> _TASK TO COMPLETE_
Find each line holding the word "Time" and give the total alone.

> _SUPPLIED INFORMATION_
↓↓↓

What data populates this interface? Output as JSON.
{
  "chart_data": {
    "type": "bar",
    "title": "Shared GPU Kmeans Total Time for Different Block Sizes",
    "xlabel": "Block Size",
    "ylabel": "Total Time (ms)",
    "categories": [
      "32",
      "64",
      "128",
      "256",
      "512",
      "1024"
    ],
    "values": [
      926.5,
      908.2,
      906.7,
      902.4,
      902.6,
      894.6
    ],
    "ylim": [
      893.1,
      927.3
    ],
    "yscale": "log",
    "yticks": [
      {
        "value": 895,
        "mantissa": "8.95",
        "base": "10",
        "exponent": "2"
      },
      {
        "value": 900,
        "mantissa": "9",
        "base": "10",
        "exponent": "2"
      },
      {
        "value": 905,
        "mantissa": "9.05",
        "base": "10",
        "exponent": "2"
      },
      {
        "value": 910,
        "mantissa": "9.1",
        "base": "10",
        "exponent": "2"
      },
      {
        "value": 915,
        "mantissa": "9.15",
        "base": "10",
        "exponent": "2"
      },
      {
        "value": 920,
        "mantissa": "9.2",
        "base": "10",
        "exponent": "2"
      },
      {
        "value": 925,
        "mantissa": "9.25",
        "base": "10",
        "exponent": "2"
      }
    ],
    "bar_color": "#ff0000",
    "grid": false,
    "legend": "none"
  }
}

↑↑↑

> _EXERCISE SOLUTION_
2